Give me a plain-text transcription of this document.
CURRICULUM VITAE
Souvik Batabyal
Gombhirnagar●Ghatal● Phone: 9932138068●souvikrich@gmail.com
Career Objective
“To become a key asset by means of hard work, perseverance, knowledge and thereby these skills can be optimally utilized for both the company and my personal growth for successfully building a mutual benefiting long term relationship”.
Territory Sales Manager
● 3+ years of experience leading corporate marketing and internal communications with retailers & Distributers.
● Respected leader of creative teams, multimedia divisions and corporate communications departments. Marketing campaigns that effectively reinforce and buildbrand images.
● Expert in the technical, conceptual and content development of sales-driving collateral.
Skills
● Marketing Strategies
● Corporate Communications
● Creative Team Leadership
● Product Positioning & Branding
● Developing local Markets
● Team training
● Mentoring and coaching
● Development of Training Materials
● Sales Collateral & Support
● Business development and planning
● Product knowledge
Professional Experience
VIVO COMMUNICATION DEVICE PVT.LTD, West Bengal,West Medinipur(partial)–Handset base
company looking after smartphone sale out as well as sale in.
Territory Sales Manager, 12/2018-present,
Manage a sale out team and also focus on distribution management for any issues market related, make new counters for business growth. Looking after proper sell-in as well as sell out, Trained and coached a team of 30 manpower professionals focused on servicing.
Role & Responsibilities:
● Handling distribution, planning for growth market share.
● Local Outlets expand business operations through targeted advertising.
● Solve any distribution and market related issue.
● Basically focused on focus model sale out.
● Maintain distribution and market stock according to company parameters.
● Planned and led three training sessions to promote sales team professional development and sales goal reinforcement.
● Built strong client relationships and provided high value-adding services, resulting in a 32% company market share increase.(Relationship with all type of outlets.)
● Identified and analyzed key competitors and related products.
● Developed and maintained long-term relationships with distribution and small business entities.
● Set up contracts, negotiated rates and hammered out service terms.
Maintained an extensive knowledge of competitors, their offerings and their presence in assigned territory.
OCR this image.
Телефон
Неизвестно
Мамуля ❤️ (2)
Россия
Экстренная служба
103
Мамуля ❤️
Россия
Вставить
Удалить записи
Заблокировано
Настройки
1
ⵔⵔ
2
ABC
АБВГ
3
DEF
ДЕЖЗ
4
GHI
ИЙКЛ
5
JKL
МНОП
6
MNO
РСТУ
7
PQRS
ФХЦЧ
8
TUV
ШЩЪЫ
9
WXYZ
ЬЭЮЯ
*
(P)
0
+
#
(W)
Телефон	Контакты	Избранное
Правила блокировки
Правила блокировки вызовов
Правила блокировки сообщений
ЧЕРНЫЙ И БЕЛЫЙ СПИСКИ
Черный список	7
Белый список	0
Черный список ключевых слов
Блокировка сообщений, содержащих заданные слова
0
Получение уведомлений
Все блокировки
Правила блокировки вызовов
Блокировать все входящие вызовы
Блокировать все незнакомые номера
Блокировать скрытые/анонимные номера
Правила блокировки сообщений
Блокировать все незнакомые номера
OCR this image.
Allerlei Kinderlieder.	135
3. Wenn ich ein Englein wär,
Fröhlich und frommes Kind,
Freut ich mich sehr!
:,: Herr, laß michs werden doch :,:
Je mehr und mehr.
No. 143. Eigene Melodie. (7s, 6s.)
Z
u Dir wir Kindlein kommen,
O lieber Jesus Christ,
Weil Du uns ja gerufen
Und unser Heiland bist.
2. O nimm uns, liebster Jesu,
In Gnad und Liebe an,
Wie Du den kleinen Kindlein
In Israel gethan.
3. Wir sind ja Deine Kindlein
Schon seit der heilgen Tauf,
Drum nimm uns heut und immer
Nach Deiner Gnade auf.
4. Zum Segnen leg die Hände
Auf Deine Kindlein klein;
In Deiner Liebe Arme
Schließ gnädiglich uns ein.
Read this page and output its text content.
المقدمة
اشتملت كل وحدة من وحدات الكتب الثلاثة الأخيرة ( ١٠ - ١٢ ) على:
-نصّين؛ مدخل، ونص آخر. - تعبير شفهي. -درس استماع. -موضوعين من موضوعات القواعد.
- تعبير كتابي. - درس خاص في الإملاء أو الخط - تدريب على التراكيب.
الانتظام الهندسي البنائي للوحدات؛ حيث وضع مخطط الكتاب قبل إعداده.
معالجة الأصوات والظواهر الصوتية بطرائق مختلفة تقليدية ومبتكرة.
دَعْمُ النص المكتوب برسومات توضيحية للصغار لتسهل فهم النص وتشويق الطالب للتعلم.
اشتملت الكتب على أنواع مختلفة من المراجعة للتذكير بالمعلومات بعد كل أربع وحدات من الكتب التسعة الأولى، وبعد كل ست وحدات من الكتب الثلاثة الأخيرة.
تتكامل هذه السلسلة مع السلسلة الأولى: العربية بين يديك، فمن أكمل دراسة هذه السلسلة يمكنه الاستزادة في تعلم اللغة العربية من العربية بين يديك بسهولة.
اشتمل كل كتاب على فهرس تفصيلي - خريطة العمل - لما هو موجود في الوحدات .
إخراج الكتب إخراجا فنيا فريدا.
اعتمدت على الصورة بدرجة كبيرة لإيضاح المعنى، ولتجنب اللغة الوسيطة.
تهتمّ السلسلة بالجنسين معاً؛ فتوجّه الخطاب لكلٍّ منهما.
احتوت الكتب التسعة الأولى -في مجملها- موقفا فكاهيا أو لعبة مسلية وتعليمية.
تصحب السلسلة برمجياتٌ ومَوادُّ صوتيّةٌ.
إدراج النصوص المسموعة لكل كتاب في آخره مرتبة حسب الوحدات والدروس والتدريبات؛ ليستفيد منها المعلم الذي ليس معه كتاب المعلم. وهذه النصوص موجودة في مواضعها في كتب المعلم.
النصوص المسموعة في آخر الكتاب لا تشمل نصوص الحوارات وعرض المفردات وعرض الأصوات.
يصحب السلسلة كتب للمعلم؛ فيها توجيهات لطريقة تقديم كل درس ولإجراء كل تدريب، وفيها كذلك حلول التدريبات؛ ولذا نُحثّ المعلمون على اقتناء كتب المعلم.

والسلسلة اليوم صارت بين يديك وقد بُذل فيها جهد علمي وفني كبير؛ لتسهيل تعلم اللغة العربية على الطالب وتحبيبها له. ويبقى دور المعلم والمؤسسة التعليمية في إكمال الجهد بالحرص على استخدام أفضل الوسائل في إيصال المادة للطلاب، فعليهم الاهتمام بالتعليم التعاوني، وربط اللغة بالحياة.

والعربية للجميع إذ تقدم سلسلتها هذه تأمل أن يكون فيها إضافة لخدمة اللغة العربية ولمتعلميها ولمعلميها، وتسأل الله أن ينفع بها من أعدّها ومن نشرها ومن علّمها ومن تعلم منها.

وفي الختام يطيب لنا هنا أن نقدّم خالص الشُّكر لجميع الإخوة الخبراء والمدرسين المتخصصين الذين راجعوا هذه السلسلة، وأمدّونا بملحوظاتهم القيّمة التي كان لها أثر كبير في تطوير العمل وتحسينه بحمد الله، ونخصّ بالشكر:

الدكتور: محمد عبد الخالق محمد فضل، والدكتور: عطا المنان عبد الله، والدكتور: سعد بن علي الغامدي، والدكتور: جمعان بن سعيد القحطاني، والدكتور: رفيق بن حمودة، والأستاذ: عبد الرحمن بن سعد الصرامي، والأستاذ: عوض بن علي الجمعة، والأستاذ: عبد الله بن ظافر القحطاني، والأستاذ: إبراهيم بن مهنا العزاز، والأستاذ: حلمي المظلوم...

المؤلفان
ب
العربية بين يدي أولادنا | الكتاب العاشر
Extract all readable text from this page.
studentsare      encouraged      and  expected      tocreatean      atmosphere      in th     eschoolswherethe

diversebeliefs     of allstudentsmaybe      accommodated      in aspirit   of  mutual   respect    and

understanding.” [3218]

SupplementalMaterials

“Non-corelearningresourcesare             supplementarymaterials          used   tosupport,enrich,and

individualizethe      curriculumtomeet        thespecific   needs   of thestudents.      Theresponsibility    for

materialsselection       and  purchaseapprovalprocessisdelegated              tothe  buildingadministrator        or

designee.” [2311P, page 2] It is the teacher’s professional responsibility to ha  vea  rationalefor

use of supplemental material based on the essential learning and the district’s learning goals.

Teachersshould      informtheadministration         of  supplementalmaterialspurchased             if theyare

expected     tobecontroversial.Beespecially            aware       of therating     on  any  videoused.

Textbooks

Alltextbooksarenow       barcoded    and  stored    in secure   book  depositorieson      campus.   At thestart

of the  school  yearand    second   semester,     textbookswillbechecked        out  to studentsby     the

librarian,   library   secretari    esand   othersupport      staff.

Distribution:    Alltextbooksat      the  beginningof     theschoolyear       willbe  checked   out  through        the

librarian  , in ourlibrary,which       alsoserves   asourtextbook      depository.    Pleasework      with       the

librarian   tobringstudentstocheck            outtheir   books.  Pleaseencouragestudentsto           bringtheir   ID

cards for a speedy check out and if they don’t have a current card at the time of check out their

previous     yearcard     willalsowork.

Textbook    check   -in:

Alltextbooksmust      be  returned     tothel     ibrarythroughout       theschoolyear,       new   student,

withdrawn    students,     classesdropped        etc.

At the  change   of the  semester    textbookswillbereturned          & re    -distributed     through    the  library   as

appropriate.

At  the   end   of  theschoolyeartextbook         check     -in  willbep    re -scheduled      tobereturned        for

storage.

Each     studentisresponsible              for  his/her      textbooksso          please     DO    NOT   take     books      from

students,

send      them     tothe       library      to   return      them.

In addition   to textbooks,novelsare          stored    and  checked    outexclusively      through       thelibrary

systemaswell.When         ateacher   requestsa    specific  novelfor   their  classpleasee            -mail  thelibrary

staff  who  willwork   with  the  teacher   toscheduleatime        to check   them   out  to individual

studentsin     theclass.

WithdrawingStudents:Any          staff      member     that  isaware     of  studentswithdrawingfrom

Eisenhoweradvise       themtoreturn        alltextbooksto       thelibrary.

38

▬▬▬▬▬▬▬▬▬▬

-- To do --
Gather every line containing the word "العمل" and copy it.

-- Finished answer --
اشتمل كل كتاب على فهرس تفصيلي - خريطة العمل - لما هو موجود في الوحدات .
وفي الختام يطيب لنا هنا أن نقدّم خالص الشُّكر لجميع الإخوة الخبراء والمدرسين المتخصصين الذين راجعوا هذه السلسلة، وأمدّونا بملحوظاتهم القيّمة التي كان لها أثر كبير في تطوير العمل وتحسينه بحمد الله، ونخصّ بالشكر:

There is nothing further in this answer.